Requirements:
Quote all entries exactly, leaving pictures aside.

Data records
::::
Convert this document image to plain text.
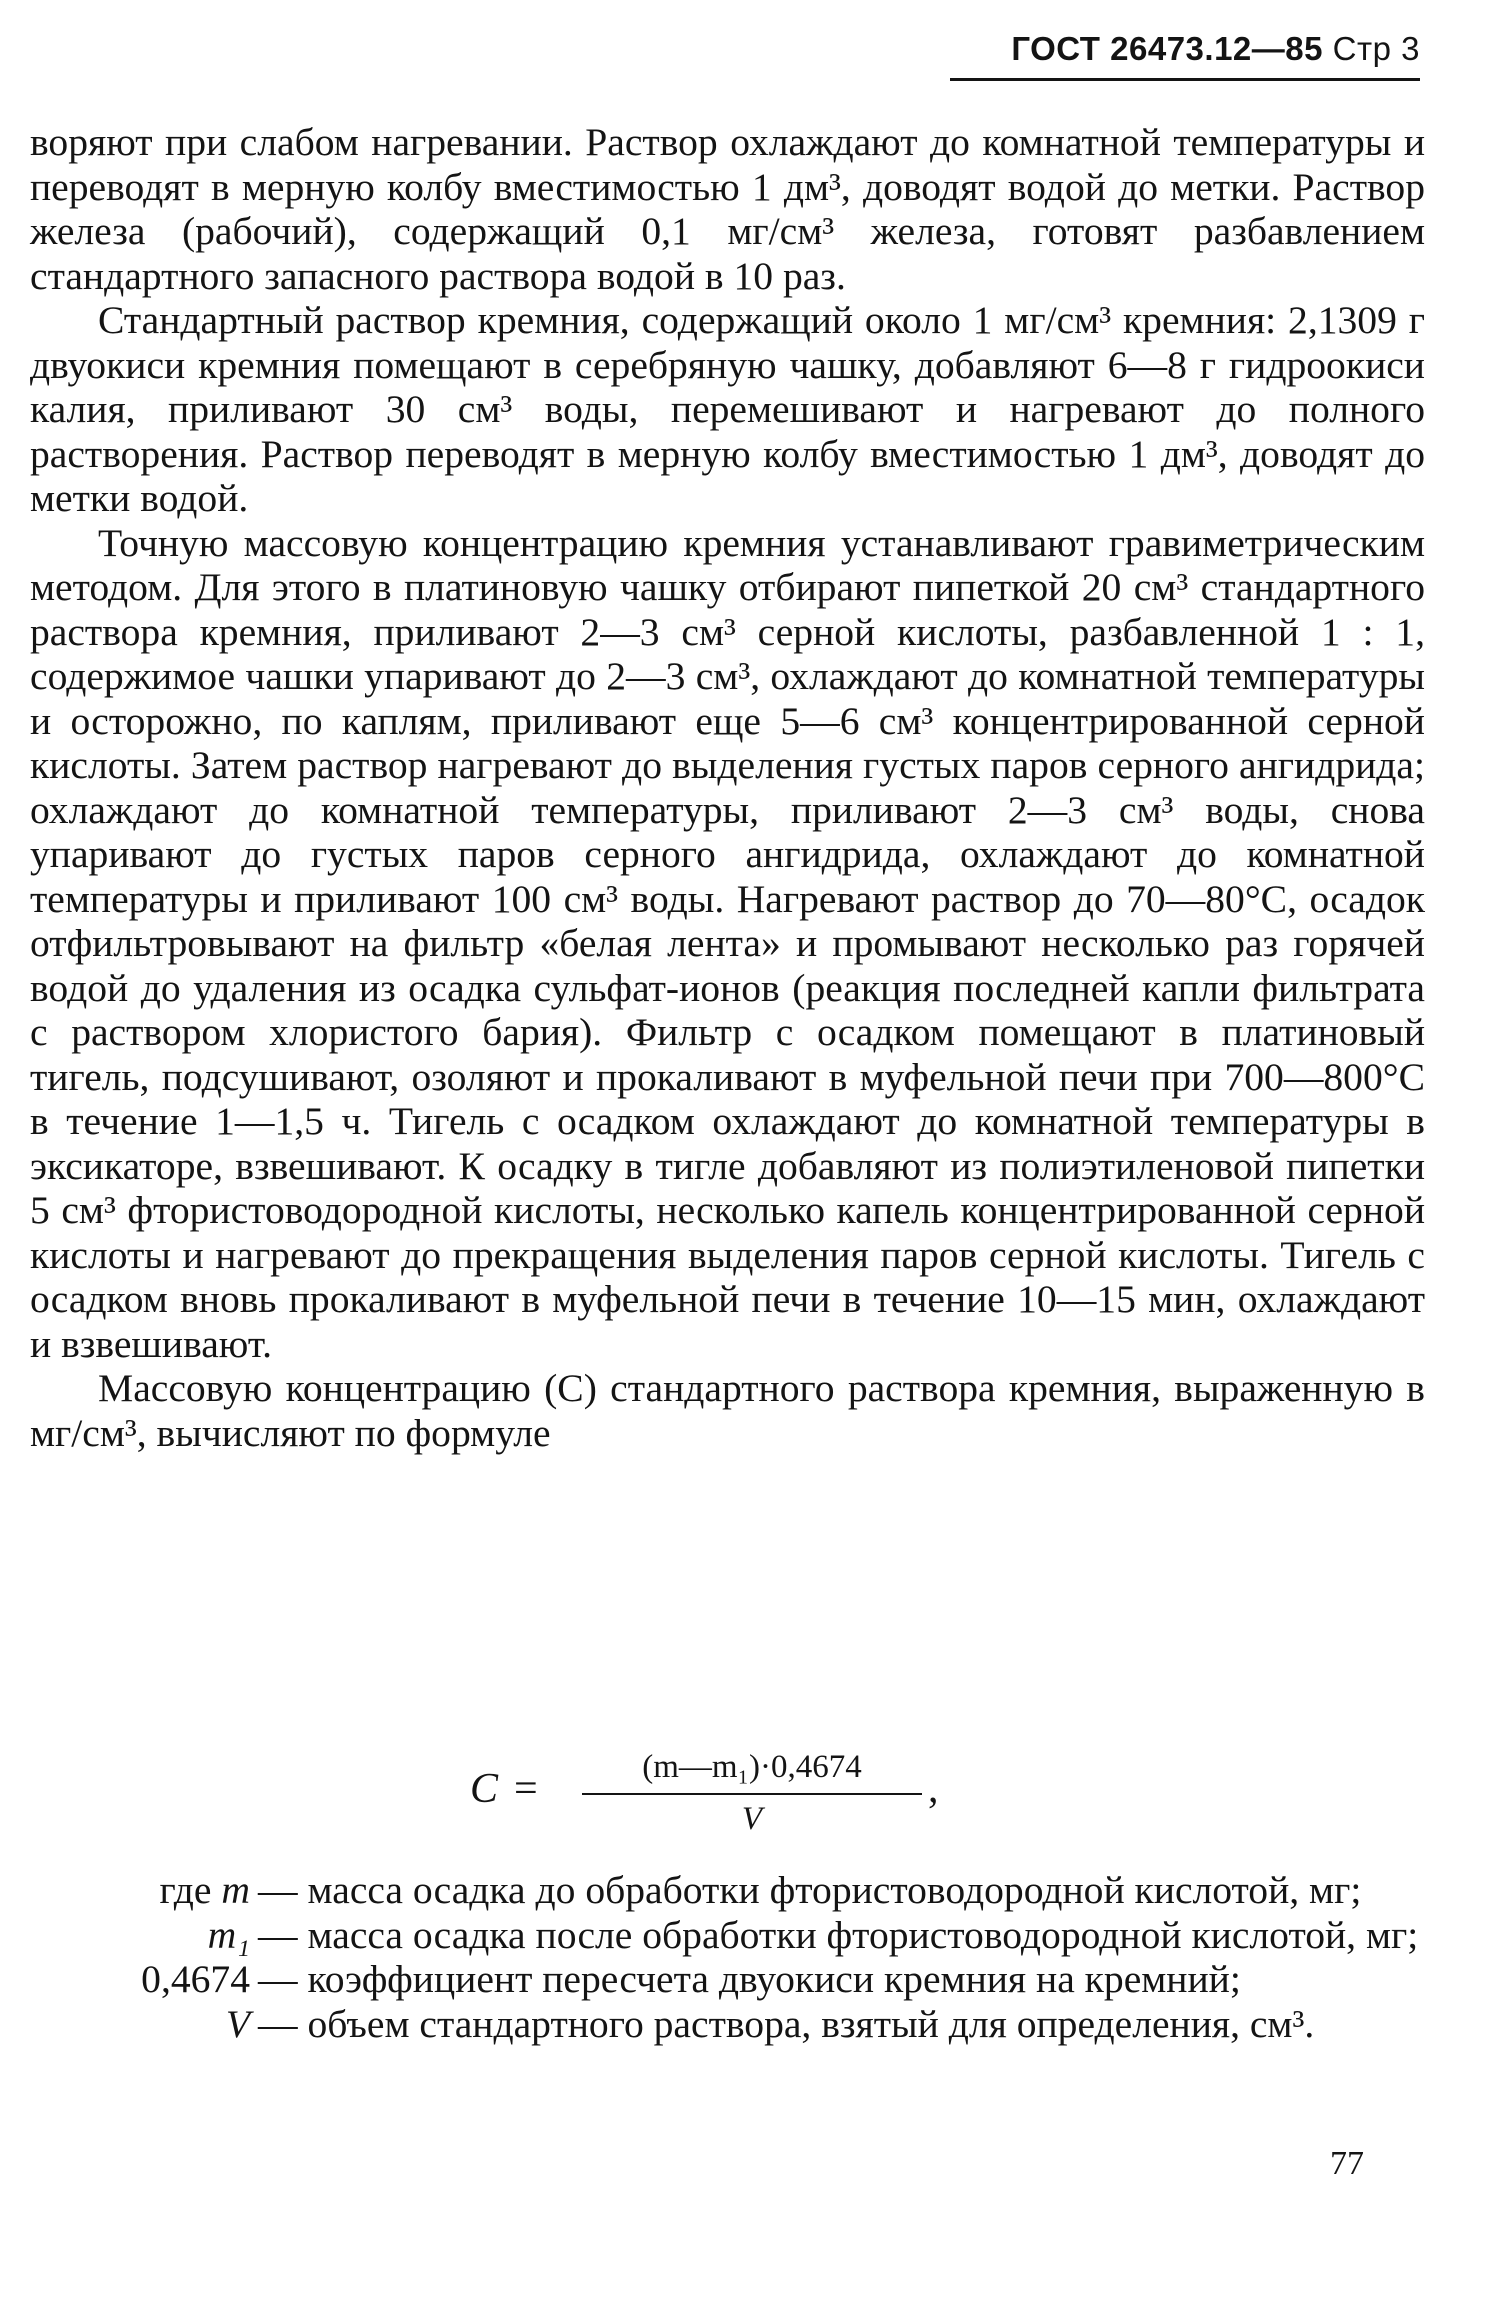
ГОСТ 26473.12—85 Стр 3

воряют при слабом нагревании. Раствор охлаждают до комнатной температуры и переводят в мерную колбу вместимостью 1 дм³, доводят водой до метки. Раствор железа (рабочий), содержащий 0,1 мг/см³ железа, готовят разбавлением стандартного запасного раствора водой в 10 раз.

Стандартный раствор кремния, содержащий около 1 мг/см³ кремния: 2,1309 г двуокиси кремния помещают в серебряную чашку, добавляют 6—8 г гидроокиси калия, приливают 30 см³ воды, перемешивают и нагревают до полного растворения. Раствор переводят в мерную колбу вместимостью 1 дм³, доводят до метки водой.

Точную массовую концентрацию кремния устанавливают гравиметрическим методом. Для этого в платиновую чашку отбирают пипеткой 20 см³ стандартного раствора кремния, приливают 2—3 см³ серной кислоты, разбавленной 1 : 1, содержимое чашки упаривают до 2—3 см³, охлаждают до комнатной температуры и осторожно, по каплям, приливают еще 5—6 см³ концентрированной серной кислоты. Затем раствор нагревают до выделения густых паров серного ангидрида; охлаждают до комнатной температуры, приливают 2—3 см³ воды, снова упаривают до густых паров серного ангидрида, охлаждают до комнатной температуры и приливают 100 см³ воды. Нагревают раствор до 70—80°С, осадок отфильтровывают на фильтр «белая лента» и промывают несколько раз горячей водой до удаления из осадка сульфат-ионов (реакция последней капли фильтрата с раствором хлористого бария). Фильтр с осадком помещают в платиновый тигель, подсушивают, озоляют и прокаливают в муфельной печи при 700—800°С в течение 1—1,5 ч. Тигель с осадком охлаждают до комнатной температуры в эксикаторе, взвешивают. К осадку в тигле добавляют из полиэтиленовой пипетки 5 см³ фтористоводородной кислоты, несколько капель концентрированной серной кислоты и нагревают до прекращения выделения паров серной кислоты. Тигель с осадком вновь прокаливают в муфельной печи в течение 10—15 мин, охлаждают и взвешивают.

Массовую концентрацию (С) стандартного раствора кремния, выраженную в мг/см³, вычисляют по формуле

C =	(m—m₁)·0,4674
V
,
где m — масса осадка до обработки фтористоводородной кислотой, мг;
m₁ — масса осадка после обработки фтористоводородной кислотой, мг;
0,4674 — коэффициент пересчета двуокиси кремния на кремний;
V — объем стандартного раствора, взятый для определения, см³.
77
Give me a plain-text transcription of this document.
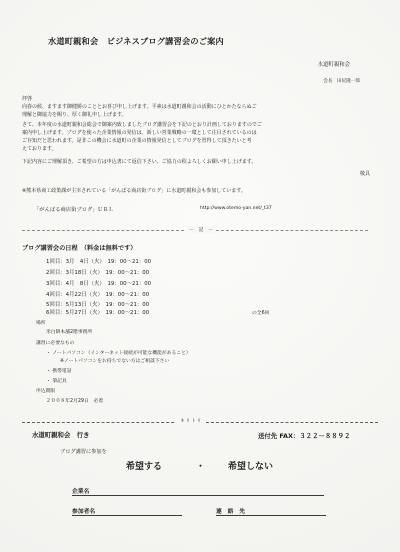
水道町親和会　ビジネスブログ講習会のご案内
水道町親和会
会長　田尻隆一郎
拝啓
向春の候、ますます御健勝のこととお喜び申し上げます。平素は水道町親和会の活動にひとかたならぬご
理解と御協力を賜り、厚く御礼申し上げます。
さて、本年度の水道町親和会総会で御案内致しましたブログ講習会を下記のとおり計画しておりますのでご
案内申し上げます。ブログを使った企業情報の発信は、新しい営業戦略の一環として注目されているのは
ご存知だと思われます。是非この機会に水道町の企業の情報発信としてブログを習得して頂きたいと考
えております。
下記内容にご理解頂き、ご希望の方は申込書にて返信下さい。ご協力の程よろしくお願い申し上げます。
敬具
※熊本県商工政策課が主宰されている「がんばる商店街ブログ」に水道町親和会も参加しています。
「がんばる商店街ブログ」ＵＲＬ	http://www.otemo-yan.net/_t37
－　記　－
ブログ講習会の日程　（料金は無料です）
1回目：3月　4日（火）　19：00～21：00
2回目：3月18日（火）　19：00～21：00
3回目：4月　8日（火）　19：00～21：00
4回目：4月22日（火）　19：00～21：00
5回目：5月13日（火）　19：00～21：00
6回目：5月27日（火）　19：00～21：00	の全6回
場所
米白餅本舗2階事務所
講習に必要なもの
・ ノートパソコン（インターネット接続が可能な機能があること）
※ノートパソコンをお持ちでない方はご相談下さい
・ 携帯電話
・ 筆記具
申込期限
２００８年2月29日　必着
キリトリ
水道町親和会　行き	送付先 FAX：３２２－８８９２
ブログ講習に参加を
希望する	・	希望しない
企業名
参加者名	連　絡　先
::::
Solution for this task:
Convert this document image to plain text.
ГОСТ 26473.12—85 Стр 3

воряют при слабом нагревании. Раствор охлаждают до комнатной температуры и переводят в мерную колбу вместимостью 1 дм³, доводят водой до метки. Раствор железа (рабочий), содержащий 0,1 мг/см³ железа, готовят разбавлением стандартного запасного раствора водой в 10 раз.

Стандартный раствор кремния, содержащий около 1 мг/см³ кремния: 2,1309 г двуокиси кремния помещают в серебряную чашку, добавляют 6—8 г гидроокиси калия, приливают 30 см³ воды, перемешивают и нагревают до полного растворения. Раствор переводят в мерную колбу вместимостью 1 дм³, доводят до метки водой.

Точную массовую концентрацию кремния устанавливают гравиметрическим методом. Для этого в платиновую чашку отбирают пипеткой 20 см³ стандартного раствора кремния, приливают 2—3 см³ серной кислоты, разбавленной 1 : 1, содержимое чашки упаривают до 2—3 см³, охлаждают до комнатной температуры и осторожно, по каплям, приливают еще 5—6 см³ концентрированной серной кислоты. Затем раствор нагревают до выделения густых паров серного ангидрида; охлаждают до комнатной температуры, приливают 2—3 см³ воды, снова упаривают до густых паров серного ангидрида, охлаждают до комнатной температуры и приливают 100 см³ воды. Нагревают раствор до 70—80°С, осадок отфильтровывают на фильтр «белая лента» и промывают несколько раз горячей водой до удаления из осадка сульфат-ионов (реакция последней капли фильтрата с раствором хлористого бария). Фильтр с осадком помещают в платиновый тигель, подсушивают, озоляют и прокаливают в муфельной печи при 700—800°С в течение 1—1,5 ч. Тигель с осадком охлаждают до комнатной температуры в эксикаторе, взвешивают. К осадку в тигле добавляют из полиэтиленовой пипетки 5 см³ фтористоводородной кислоты, несколько капель концентрированной серной кислоты и нагревают до прекращения выделения паров серной кислоты. Тигель с осадком вновь прокаливают в муфельной печи в течение 10—15 мин, охлаждают и взвешивают.

Массовую концентрацию (С) стандартного раствора кремния, выраженную в мг/см³, вычисляют по формуле

C =	(m—m₁)·0,4674
V
,
где m — масса осадка до обработки фтористоводородной кислотой, мг;
m₁ — масса осадка после обработки фтористоводородной кислотой, мг;
0,4674 — коэффициент пересчета двуокиси кремния на кремний;
V — объем стандартного раствора, взятый для определения, см³.
77
Give me a plain-text transcription of this document.
水道町親和会　ビジネスブログ講習会のご案内
水道町親和会
会長　田尻隆一郎
拝啓
向春の候、ますます御健勝のこととお喜び申し上げます。平素は水道町親和会の活動にひとかたならぬご
理解と御協力を賜り、厚く御礼申し上げます。
さて、本年度の水道町親和会総会で御案内致しましたブログ講習会を下記のとおり計画しておりますのでご
案内申し上げます。ブログを使った企業情報の発信は、新しい営業戦略の一環として注目されているのは
ご存知だと思われます。是非この機会に水道町の企業の情報発信としてブログを習得して頂きたいと考
えております。
下記内容にご理解頂き、ご希望の方は申込書にて返信下さい。ご協力の程よろしくお願い申し上げます。
敬具
※熊本県商工政策課が主宰されている「がんばる商店街ブログ」に水道町親和会も参加しています。
「がんばる商店街ブログ」ＵＲＬ	http://www.otemo-yan.net/_t37
－　記　－
ブログ講習会の日程　（料金は無料です）
1回目：3月　4日（火）　19：00～21：00
2回目：3月18日（火）　19：00～21：00
3回目：4月　8日（火）　19：00～21：00
4回目：4月22日（火）　19：00～21：00
5回目：5月13日（火）　19：00～21：00
6回目：5月27日（火）　19：00～21：00	の全6回
場所
米白餅本舗2階事務所
講習に必要なもの
・ ノートパソコン（インターネット接続が可能な機能があること）
※ノートパソコンをお持ちでない方はご相談下さい
・ 携帯電話
・ 筆記具
申込期限
２００８年2月29日　必着
キリトリ
水道町親和会　行き	送付先 FAX：３２２－８８９２
ブログ講習に参加を
希望する	・	希望しない
企業名
参加者名	連　絡　先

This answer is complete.